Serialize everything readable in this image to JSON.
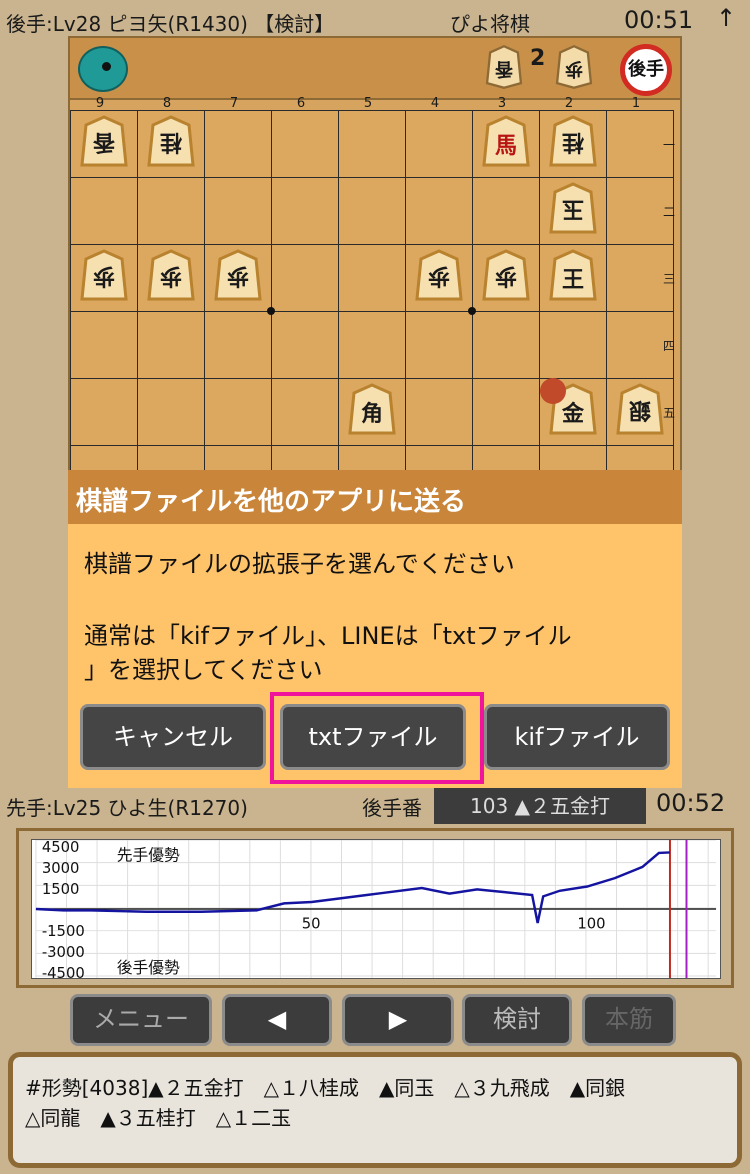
{
  "header": {
    "gote_info": "後手:Lv28 ピヨ矢(R1430) 【検討】",
    "app_title": "ぴよ将棋",
    "gote_clock": "00:51",
    "scroll_up_icon": "↑"
  },
  "board": {
    "gote_hand": {
      "piece": "香",
      "count": "2",
      "piece2": "歩"
    },
    "side_badge": "後手",
    "files": [
      "9",
      "8",
      "7",
      "6",
      "5",
      "4",
      "3",
      "2",
      "1"
    ],
    "ranks": [
      "一",
      "二",
      "三",
      "四",
      "五"
    ],
    "pieces": [
      {
        "id": "p-9-1",
        "kanji": "香",
        "side": "gote"
      },
      {
        "id": "p-8-1",
        "kanji": "桂",
        "side": "gote"
      },
      {
        "id": "p-3-1",
        "kanji": "馬",
        "side": "sente",
        "promoted": true
      },
      {
        "id": "p-2-1",
        "kanji": "桂",
        "side": "gote"
      },
      {
        "id": "p-2-2",
        "kanji": "玉",
        "side": "gote"
      },
      {
        "id": "p-9-3",
        "kanji": "歩",
        "side": "gote"
      },
      {
        "id": "p-8-3",
        "kanji": "歩",
        "side": "gote"
      },
      {
        "id": "p-7-3",
        "kanji": "歩",
        "side": "gote"
      },
      {
        "id": "p-4-3",
        "kanji": "歩",
        "side": "gote"
      },
      {
        "id": "p-3-3",
        "kanji": "歩",
        "side": "gote"
      },
      {
        "id": "p-2-3",
        "kanji": "王",
        "side": "sente"
      },
      {
        "id": "p-5-5",
        "kanji": "角",
        "side": "sente"
      },
      {
        "id": "p-2-5",
        "kanji": "金",
        "side": "sente"
      },
      {
        "id": "p-1-5",
        "kanji": "銀",
        "side": "gote"
      }
    ]
  },
  "dialog": {
    "title": "棋譜ファイルを他のアプリに送る",
    "message_1": "棋譜ファイルの拡張子を選んでください",
    "message_2": "通常は「kifファイル」、LINEは「txtファイル",
    "message_3": "」を選択してください",
    "cancel_label": "キャンセル",
    "txt_label": "txtファイル",
    "kif_label": "kifファイル"
  },
  "status": {
    "sente_info": "先手:Lv25 ひよ生(R1270)",
    "turn_label": "後手番",
    "last_move": "103 ▲２五金打",
    "sente_clock": "00:52"
  },
  "graph": {
    "y_ticks": [
      "4500",
      "3000",
      "1500",
      "-1500",
      "-3000",
      "-4500"
    ],
    "x_ticks": [
      "50",
      "100"
    ],
    "sente_adv_label": "先手優勢",
    "gote_adv_label": "後手優勢",
    "line_color": "#1414a0",
    "marker_colors": [
      "#c0281e",
      "#a020c0"
    ]
  },
  "chart_data": {
    "type": "line",
    "ylim": [
      -4500,
      4500
    ],
    "xlim": [
      0,
      118
    ],
    "series": [
      {
        "values": [
          [
            0,
            0
          ],
          [
            5,
            -100
          ],
          [
            10,
            -100
          ],
          [
            20,
            -200
          ],
          [
            30,
            -200
          ],
          [
            40,
            -100
          ],
          [
            45,
            400
          ],
          [
            50,
            500
          ],
          [
            60,
            1000
          ],
          [
            70,
            1500
          ],
          [
            75,
            1100
          ],
          [
            80,
            1400
          ],
          [
            85,
            1200
          ],
          [
            90,
            1000
          ],
          [
            91,
            -1000
          ],
          [
            92,
            900
          ],
          [
            95,
            1300
          ],
          [
            100,
            1600
          ],
          [
            105,
            2200
          ],
          [
            110,
            3000
          ],
          [
            113,
            4000
          ],
          [
            115,
            4038
          ]
        ]
      }
    ]
  },
  "nav": {
    "menu_label": "メニュー",
    "prev_icon": "◀",
    "next_icon": "▶",
    "study_label": "検討",
    "main_line_label": "本筋"
  },
  "comment": {
    "line_1": "#形勢[4038]▲２五金打　△１八桂成　▲同玉　△３九飛成　▲同銀",
    "line_2": "△同龍　▲３五桂打　△１二玉"
  }
}
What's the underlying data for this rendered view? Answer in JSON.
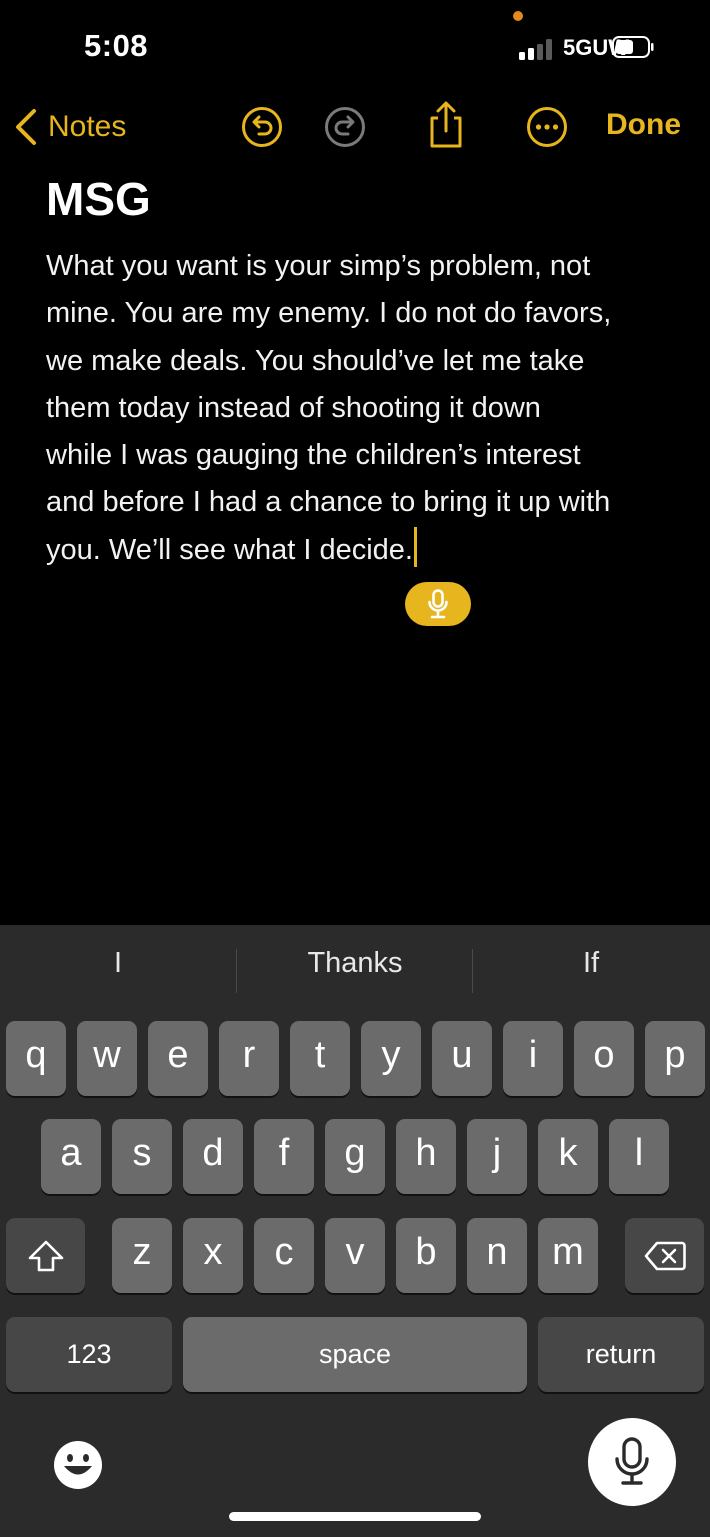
{
  "status_bar": {
    "time": "5:08",
    "network": "5GUW"
  },
  "nav": {
    "back_label": "Notes",
    "done_label": "Done"
  },
  "note": {
    "title": "MSG",
    "body_lines": [
      "What you want is your simp’s problem, not",
      "mine. You are my enemy. I do not do favors,",
      "we make deals. You should’ve let me take",
      "them today instead of shooting it down",
      "while I was gauging the children’s interest",
      "and before I had a chance to bring it up with",
      "you. We’ll see what I decide."
    ]
  },
  "keyboard": {
    "suggestions": [
      "I",
      "Thanks",
      "If"
    ],
    "row1": [
      "q",
      "w",
      "e",
      "r",
      "t",
      "y",
      "u",
      "i",
      "o",
      "p"
    ],
    "row2": [
      "a",
      "s",
      "d",
      "f",
      "g",
      "h",
      "j",
      "k",
      "l"
    ],
    "row3": [
      "z",
      "x",
      "c",
      "v",
      "b",
      "n",
      "m"
    ],
    "numbers_label": "123",
    "space_label": "space",
    "return_label": "return"
  },
  "colors": {
    "accent": "#e7b51d",
    "background": "#000000",
    "keyboard_bg": "#2b2b2b",
    "key": "#6b6b6b",
    "modifier_key": "#474747"
  },
  "icons": {
    "back": "chevron-left-icon",
    "undo": "undo-icon",
    "redo": "redo-icon",
    "share": "share-icon",
    "more": "ellipsis-circle-icon",
    "dictation": "microphone-icon",
    "shift": "shift-icon",
    "delete": "delete-backward-icon",
    "emoji": "emoji-icon"
  }
}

Directive: Nothing but the lines from the one holding "What's the underlying" to the end of the entries above should be echoed, exactly and with both ends included; omit the pictures.

Correct result:
What's the underlying data for this rendered view? Answer in JSON.
{
  "status_bar": {
    "time": "5:08",
    "network": "5GUW"
  },
  "nav": {
    "back_label": "Notes",
    "done_label": "Done"
  },
  "note": {
    "title": "MSG",
    "body_lines": [
      "What you want is your simp’s problem, not",
      "mine. You are my enemy. I do not do favors,",
      "we make deals. You should’ve let me take",
      "them today instead of shooting it down",
      "while I was gauging the children’s interest",
      "and before I had a chance to bring it up with",
      "you. We’ll see what I decide."
    ]
  },
  "keyboard": {
    "suggestions": [
      "I",
      "Thanks",
      "If"
    ],
    "row1": [
      "q",
      "w",
      "e",
      "r",
      "t",
      "y",
      "u",
      "i",
      "o",
      "p"
    ],
    "row2": [
      "a",
      "s",
      "d",
      "f",
      "g",
      "h",
      "j",
      "k",
      "l"
    ],
    "row3": [
      "z",
      "x",
      "c",
      "v",
      "b",
      "n",
      "m"
    ],
    "numbers_label": "123",
    "space_label": "space",
    "return_label": "return"
  },
  "colors": {
    "accent": "#e7b51d",
    "background": "#000000",
    "keyboard_bg": "#2b2b2b",
    "key": "#6b6b6b",
    "modifier_key": "#474747"
  },
  "icons": {
    "back": "chevron-left-icon",
    "undo": "undo-icon",
    "redo": "redo-icon",
    "share": "share-icon",
    "more": "ellipsis-circle-icon",
    "dictation": "microphone-icon",
    "shift": "shift-icon",
    "delete": "delete-backward-icon",
    "emoji": "emoji-icon"
  }
}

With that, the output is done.